• _Required action_
I would like you to print all the records below exactly as they are.

• _Material for the task_
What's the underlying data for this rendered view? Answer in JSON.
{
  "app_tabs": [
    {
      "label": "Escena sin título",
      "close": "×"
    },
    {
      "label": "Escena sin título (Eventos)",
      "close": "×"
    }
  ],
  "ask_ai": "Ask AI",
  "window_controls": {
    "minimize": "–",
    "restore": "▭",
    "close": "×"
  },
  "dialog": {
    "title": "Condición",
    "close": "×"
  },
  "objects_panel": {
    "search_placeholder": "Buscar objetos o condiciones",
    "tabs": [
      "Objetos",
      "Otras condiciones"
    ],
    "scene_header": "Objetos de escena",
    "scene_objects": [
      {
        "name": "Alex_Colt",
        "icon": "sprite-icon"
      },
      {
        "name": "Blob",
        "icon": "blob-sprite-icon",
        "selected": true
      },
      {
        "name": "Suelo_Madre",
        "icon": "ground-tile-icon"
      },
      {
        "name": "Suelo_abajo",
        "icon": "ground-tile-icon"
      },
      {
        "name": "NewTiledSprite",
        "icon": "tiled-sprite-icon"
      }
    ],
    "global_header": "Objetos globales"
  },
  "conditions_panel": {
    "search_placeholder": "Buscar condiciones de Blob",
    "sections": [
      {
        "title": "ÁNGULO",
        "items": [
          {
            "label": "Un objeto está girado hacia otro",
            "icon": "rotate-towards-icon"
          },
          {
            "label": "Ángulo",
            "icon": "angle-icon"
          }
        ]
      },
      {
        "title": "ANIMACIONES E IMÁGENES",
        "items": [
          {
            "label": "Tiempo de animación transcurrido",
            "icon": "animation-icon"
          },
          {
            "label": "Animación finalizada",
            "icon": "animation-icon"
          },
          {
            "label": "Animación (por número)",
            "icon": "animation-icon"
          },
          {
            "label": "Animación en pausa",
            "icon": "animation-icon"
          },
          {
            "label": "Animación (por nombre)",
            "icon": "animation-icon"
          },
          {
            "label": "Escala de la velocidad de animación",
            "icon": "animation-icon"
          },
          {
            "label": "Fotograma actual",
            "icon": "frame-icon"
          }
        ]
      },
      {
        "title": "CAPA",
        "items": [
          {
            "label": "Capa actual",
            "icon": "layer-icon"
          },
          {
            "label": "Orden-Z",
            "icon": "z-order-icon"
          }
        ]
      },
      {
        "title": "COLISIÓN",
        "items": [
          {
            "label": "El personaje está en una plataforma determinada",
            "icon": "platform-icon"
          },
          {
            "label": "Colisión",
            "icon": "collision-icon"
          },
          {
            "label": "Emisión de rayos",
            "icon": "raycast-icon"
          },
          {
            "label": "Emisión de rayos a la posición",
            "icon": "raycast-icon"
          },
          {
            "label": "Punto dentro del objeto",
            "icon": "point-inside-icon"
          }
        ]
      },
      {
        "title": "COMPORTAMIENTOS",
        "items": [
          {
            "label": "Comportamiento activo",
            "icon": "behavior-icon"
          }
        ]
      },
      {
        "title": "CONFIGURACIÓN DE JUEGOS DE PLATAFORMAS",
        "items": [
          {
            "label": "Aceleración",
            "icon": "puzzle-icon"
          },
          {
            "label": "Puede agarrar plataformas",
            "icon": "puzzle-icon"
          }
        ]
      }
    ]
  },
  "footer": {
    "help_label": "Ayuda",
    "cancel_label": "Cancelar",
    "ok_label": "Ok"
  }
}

• _Response to this task_
What's the underlying data for this rendered view? Answer in JSON.
{
  "app_tabs": [
    {
      "label": "Escena sin título",
      "close": "×"
    },
    {
      "label": "Escena sin título (Eventos)",
      "close": "×"
    }
  ],
  "ask_ai": "Ask AI",
  "window_controls": {
    "minimize": "–",
    "restore": "▭",
    "close": "×"
  },
  "dialog": {
    "title": "Condición",
    "close": "×"
  },
  "objects_panel": {
    "search_placeholder": "Buscar objetos o condiciones",
    "tabs": [
      "Objetos",
      "Otras condiciones"
    ],
    "scene_header": "Objetos de escena",
    "scene_objects": [
      {
        "name": "Alex_Colt",
        "icon": "sprite-icon"
      },
      {
        "name": "Blob",
        "icon": "blob-sprite-icon",
        "selected": true
      },
      {
        "name": "Suelo_Madre",
        "icon": "ground-tile-icon"
      },
      {
        "name": "Suelo_abajo",
        "icon": "ground-tile-icon"
      },
      {
        "name": "NewTiledSprite",
        "icon": "tiled-sprite-icon"
      }
    ],
    "global_header": "Objetos globales"
  },
  "conditions_panel": {
    "search_placeholder": "Buscar condiciones de Blob",
    "sections": [
      {
        "title": "ÁNGULO",
        "items": [
          {
            "label": "Un objeto está girado hacia otro",
            "icon": "rotate-towards-icon"
          },
          {
            "label": "Ángulo",
            "icon": "angle-icon"
          }
        ]
      },
      {
        "title": "ANIMACIONES E IMÁGENES",
        "items": [
          {
            "label": "Tiempo de animación transcurrido",
            "icon": "animation-icon"
          },
          {
            "label": "Animación finalizada",
            "icon": "animation-icon"
          },
          {
            "label": "Animación (por número)",
            "icon": "animation-icon"
          },
          {
            "label": "Animación en pausa",
            "icon": "animation-icon"
          },
          {
            "label": "Animación (por nombre)",
            "icon": "animation-icon"
          },
          {
            "label": "Escala de la velocidad de animación",
            "icon": "animation-icon"
          },
          {
            "label": "Fotograma actual",
            "icon": "frame-icon"
          }
        ]
      },
      {
        "title": "CAPA",
        "items": [
          {
            "label": "Capa actual",
            "icon": "layer-icon"
          },
          {
            "label": "Orden-Z",
            "icon": "z-order-icon"
          }
        ]
      },
      {
        "title": "COLISIÓN",
        "items": [
          {
            "label": "El personaje está en una plataforma determinada",
            "icon": "platform-icon"
          },
          {
            "label": "Colisión",
            "icon": "collision-icon"
          },
          {
            "label": "Emisión de rayos",
            "icon": "raycast-icon"
          },
          {
            "label": "Emisión de rayos a la posición",
            "icon": "raycast-icon"
          },
          {
            "label": "Punto dentro del objeto",
            "icon": "point-inside-icon"
          }
        ]
      },
      {
        "title": "COMPORTAMIENTOS",
        "items": [
          {
            "label": "Comportamiento activo",
            "icon": "behavior-icon"
          }
        ]
      },
      {
        "title": "CONFIGURACIÓN DE JUEGOS DE PLATAFORMAS",
        "items": [
          {
            "label": "Aceleración",
            "icon": "puzzle-icon"
          },
          {
            "label": "Puede agarrar plataformas",
            "icon": "puzzle-icon"
          }
        ]
      }
    ]
  },
  "footer": {
    "help_label": "Ayuda",
    "cancel_label": "Cancelar",
    "ok_label": "Ok"
  }
}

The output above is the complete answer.